Set exercise:
Scan each line of the records for the word "structured" and extract the ones that have it.

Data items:
= = = = =

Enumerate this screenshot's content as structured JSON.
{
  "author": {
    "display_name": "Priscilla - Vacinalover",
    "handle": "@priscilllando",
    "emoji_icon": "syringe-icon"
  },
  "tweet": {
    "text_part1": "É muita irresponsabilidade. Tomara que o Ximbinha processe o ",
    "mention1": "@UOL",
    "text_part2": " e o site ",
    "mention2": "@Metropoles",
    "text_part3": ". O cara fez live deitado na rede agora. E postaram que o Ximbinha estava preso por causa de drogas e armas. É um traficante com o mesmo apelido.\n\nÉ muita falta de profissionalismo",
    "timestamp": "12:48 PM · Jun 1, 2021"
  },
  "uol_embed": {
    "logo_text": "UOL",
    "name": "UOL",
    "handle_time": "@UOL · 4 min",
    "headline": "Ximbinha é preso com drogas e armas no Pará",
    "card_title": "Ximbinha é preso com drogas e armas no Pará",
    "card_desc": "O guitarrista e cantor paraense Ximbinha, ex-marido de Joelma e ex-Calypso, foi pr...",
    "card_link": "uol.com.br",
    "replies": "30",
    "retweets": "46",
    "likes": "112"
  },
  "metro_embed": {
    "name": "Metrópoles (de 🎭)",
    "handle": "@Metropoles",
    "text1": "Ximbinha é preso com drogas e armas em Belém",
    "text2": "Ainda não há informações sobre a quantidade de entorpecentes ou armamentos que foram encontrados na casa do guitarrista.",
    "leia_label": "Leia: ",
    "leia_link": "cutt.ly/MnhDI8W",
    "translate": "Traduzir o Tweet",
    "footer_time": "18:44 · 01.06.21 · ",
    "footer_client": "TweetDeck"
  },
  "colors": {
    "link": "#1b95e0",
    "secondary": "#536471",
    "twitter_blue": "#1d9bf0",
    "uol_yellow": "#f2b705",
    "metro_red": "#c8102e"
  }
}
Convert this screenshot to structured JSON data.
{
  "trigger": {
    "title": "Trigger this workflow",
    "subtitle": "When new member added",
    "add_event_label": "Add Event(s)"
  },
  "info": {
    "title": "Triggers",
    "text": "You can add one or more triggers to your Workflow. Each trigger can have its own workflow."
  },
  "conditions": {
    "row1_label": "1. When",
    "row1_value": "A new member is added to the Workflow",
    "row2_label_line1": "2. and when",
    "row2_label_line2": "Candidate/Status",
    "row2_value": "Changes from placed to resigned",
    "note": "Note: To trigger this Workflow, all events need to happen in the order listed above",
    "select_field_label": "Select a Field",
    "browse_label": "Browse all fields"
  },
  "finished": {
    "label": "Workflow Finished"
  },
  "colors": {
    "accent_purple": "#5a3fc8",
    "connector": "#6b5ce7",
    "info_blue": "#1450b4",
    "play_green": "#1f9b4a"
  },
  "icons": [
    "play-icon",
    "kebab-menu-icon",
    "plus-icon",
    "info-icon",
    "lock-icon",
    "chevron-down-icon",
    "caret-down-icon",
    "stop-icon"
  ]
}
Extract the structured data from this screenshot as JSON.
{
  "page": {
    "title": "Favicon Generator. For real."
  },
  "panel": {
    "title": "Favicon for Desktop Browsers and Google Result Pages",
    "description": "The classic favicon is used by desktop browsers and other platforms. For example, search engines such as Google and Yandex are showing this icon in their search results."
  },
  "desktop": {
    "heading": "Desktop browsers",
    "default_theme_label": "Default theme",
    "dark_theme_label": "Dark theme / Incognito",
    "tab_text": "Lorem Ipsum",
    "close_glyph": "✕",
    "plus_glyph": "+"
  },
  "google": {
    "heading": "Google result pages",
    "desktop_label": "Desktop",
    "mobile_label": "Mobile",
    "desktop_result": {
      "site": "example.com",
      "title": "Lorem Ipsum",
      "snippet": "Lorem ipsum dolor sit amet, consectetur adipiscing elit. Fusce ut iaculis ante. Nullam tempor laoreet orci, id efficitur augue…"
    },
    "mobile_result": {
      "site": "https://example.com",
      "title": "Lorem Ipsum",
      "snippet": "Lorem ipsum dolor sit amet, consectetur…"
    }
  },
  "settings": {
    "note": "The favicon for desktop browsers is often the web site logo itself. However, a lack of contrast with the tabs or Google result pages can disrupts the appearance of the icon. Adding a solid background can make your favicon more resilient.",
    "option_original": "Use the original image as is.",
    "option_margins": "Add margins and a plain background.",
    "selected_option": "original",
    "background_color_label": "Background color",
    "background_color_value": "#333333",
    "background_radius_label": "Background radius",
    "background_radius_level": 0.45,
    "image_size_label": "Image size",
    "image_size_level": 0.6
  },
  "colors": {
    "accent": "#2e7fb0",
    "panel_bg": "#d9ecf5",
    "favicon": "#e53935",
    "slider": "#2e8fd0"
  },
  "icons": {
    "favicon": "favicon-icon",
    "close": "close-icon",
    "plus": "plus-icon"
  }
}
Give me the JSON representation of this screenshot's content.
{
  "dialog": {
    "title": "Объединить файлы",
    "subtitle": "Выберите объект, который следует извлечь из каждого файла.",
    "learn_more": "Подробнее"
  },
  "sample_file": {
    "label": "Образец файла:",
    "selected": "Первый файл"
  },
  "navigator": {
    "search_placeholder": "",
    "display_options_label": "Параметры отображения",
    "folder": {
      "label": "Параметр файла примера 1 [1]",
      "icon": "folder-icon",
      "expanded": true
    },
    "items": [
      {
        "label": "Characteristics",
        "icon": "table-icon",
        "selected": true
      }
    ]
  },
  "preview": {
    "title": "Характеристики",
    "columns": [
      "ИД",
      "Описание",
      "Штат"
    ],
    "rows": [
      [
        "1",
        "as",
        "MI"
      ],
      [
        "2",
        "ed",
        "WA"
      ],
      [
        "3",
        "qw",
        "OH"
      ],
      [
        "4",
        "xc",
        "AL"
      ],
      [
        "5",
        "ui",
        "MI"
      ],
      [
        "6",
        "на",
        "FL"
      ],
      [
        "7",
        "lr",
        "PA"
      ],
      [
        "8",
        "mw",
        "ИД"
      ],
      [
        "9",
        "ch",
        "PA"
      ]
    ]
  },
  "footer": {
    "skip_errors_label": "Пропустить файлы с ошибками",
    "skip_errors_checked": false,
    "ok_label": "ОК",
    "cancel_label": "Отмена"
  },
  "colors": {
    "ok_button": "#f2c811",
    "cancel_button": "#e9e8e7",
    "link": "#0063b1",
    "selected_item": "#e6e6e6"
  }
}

= = = = =

Finished task:
Enumerate this screenshot's content as structured JSON.
Convert this screenshot to structured JSON data.
Extract the structured data from this screenshot as JSON.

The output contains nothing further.